[Figure data in JSON]
-.-.-
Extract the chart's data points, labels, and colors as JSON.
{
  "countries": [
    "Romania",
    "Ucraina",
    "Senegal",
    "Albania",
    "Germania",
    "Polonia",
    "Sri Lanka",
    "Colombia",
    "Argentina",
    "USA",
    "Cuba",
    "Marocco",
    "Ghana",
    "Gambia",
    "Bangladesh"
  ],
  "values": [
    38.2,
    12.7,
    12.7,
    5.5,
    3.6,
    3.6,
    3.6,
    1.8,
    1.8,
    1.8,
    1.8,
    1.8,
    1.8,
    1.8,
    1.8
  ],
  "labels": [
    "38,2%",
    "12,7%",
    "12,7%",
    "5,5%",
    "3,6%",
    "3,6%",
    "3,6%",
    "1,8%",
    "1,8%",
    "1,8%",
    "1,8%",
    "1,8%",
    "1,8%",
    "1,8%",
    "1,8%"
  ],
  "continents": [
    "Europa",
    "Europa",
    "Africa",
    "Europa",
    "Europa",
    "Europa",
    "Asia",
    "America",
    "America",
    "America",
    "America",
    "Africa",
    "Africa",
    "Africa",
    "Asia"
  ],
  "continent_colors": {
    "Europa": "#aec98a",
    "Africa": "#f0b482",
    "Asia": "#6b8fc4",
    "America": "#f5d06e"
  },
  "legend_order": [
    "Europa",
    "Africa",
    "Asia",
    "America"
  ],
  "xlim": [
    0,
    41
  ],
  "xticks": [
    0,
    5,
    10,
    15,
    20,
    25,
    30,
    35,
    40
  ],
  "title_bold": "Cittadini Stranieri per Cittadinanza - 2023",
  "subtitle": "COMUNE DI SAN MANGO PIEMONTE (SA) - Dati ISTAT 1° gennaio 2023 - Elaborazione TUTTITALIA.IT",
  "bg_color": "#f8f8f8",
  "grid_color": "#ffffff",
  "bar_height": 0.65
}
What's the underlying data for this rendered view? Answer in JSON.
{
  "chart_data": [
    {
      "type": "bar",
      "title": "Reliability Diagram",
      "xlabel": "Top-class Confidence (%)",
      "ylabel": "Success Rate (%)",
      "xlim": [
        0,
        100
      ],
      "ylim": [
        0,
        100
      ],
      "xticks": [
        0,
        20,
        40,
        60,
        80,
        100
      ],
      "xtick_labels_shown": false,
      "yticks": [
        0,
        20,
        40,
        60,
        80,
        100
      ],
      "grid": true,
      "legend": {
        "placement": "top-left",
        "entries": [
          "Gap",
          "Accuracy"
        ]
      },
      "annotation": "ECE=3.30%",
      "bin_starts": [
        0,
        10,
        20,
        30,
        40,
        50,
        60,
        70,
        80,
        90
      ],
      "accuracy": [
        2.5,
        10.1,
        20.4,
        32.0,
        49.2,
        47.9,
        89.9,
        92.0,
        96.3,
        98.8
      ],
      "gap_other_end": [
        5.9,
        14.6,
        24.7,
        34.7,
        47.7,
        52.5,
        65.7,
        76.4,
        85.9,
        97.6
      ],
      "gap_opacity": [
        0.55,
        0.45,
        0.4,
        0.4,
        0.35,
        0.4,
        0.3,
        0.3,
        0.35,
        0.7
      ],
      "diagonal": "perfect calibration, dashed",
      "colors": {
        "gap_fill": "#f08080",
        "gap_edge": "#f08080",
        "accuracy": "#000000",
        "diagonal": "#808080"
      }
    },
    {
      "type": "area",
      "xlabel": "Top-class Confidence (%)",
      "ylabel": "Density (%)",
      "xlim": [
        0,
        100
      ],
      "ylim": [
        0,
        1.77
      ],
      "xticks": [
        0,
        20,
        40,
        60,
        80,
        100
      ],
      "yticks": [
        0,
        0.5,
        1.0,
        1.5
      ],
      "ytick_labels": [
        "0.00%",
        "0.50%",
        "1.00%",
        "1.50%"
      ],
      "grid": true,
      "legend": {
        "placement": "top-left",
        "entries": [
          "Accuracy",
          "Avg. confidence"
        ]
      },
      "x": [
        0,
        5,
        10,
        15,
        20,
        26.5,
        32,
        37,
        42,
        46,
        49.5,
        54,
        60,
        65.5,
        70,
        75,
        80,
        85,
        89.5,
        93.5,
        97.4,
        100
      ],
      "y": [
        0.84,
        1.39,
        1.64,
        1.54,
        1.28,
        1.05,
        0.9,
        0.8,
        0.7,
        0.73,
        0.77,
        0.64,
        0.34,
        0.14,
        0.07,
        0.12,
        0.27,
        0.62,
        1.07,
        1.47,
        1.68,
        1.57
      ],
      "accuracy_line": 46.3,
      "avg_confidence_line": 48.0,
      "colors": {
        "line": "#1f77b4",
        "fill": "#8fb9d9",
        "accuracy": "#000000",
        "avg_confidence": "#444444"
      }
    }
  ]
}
-.-.-
Print every entry exactly as written.

**Exercise solution:**
Extract the chart's data points, labels, and colors as JSON.
{
  "countries": [
    "Romania",
    "Ucraina",
    "Senegal",
    "Albania",
    "Germania",
    "Polonia",
    "Sri Lanka",
    "Colombia",
    "Argentina",
    "USA",
    "Cuba",
    "Marocco",
    "Ghana",
    "Gambia",
    "Bangladesh"
  ],
  "values": [
    38.2,
    12.7,
    12.7,
    5.5,
    3.6,
    3.6,
    3.6,
    1.8,
    1.8,
    1.8,
    1.8,
    1.8,
    1.8,
    1.8,
    1.8
  ],
  "labels": [
    "38,2%",
    "12,7%",
    "12,7%",
    "5,5%",
    "3,6%",
    "3,6%",
    "3,6%",
    "1,8%",
    "1,8%",
    "1,8%",
    "1,8%",
    "1,8%",
    "1,8%",
    "1,8%",
    "1,8%"
  ],
  "continents": [
    "Europa",
    "Europa",
    "Africa",
    "Europa",
    "Europa",
    "Europa",
    "Asia",
    "America",
    "America",
    "America",
    "America",
    "Africa",
    "Africa",
    "Africa",
    "Asia"
  ],
  "continent_colors": {
    "Europa": "#aec98a",
    "Africa": "#f0b482",
    "Asia": "#6b8fc4",
    "America": "#f5d06e"
  },
  "legend_order": [
    "Europa",
    "Africa",
    "Asia",
    "America"
  ],
  "xlim": [
    0,
    41
  ],
  "xticks": [
    0,
    5,
    10,
    15,
    20,
    25,
    30,
    35,
    40
  ],
  "title_bold": "Cittadini Stranieri per Cittadinanza - 2023",
  "subtitle": "COMUNE DI SAN MANGO PIEMONTE (SA) - Dati ISTAT 1° gennaio 2023 - Elaborazione TUTTITALIA.IT",
  "bg_color": "#f8f8f8",
  "grid_color": "#ffffff",
  "bar_height": 0.65
}
What's the underlying data for this rendered view? Answer in JSON.
{
  "chart_data": [
    {
      "type": "bar",
      "title": "Reliability Diagram",
      "xlabel": "Top-class Confidence (%)",
      "ylabel": "Success Rate (%)",
      "xlim": [
        0,
        100
      ],
      "ylim": [
        0,
        100
      ],
      "xticks": [
        0,
        20,
        40,
        60,
        80,
        100
      ],
      "xtick_labels_shown": false,
      "yticks": [
        0,
        20,
        40,
        60,
        80,
        100
      ],
      "grid": true,
      "legend": {
        "placement": "top-left",
        "entries": [
          "Gap",
          "Accuracy"
        ]
      },
      "annotation": "ECE=3.30%",
      "bin_starts": [
        0,
        10,
        20,
        30,
        40,
        50,
        60,
        70,
        80,
        90
      ],
      "accuracy": [
        2.5,
        10.1,
        20.4,
        32.0,
        49.2,
        47.9,
        89.9,
        92.0,
        96.3,
        98.8
      ],
      "gap_other_end": [
        5.9,
        14.6,
        24.7,
        34.7,
        47.7,
        52.5,
        65.7,
        76.4,
        85.9,
        97.6
      ],
      "gap_opacity": [
        0.55,
        0.45,
        0.4,
        0.4,
        0.35,
        0.4,
        0.3,
        0.3,
        0.35,
        0.7
      ],
      "diagonal": "perfect calibration, dashed",
      "colors": {
        "gap_fill": "#f08080",
        "gap_edge": "#f08080",
        "accuracy": "#000000",
        "diagonal": "#808080"
      }
    },
    {
      "type": "area",
      "xlabel": "Top-class Confidence (%)",
      "ylabel": "Density (%)",
      "xlim": [
        0,
        100
      ],
      "ylim": [
        0,
        1.77
      ],
      "xticks": [
        0,
        20,
        40,
        60,
        80,
        100
      ],
      "yticks": [
        0,
        0.5,
        1.0,
        1.5
      ],
      "ytick_labels": [
        "0.00%",
        "0.50%",
        "1.00%",
        "1.50%"
      ],
      "grid": true,
      "legend": {
        "placement": "top-left",
        "entries": [
          "Accuracy",
          "Avg. confidence"
        ]
      },
      "x": [
        0,
        5,
        10,
        15,
        20,
        26.5,
        32,
        37,
        42,
        46,
        49.5,
        54,
        60,
        65.5,
        70,
        75,
        80,
        85,
        89.5,
        93.5,
        97.4,
        100
      ],
      "y": [
        0.84,
        1.39,
        1.64,
        1.54,
        1.28,
        1.05,
        0.9,
        0.8,
        0.7,
        0.73,
        0.77,
        0.64,
        0.34,
        0.14,
        0.07,
        0.12,
        0.27,
        0.62,
        1.07,
        1.47,
        1.68,
        1.57
      ],
      "accuracy_line": 46.3,
      "avg_confidence_line": 48.0,
      "colors": {
        "line": "#1f77b4",
        "fill": "#8fb9d9",
        "accuracy": "#000000",
        "avg_confidence": "#444444"
      }
    }
  ]
}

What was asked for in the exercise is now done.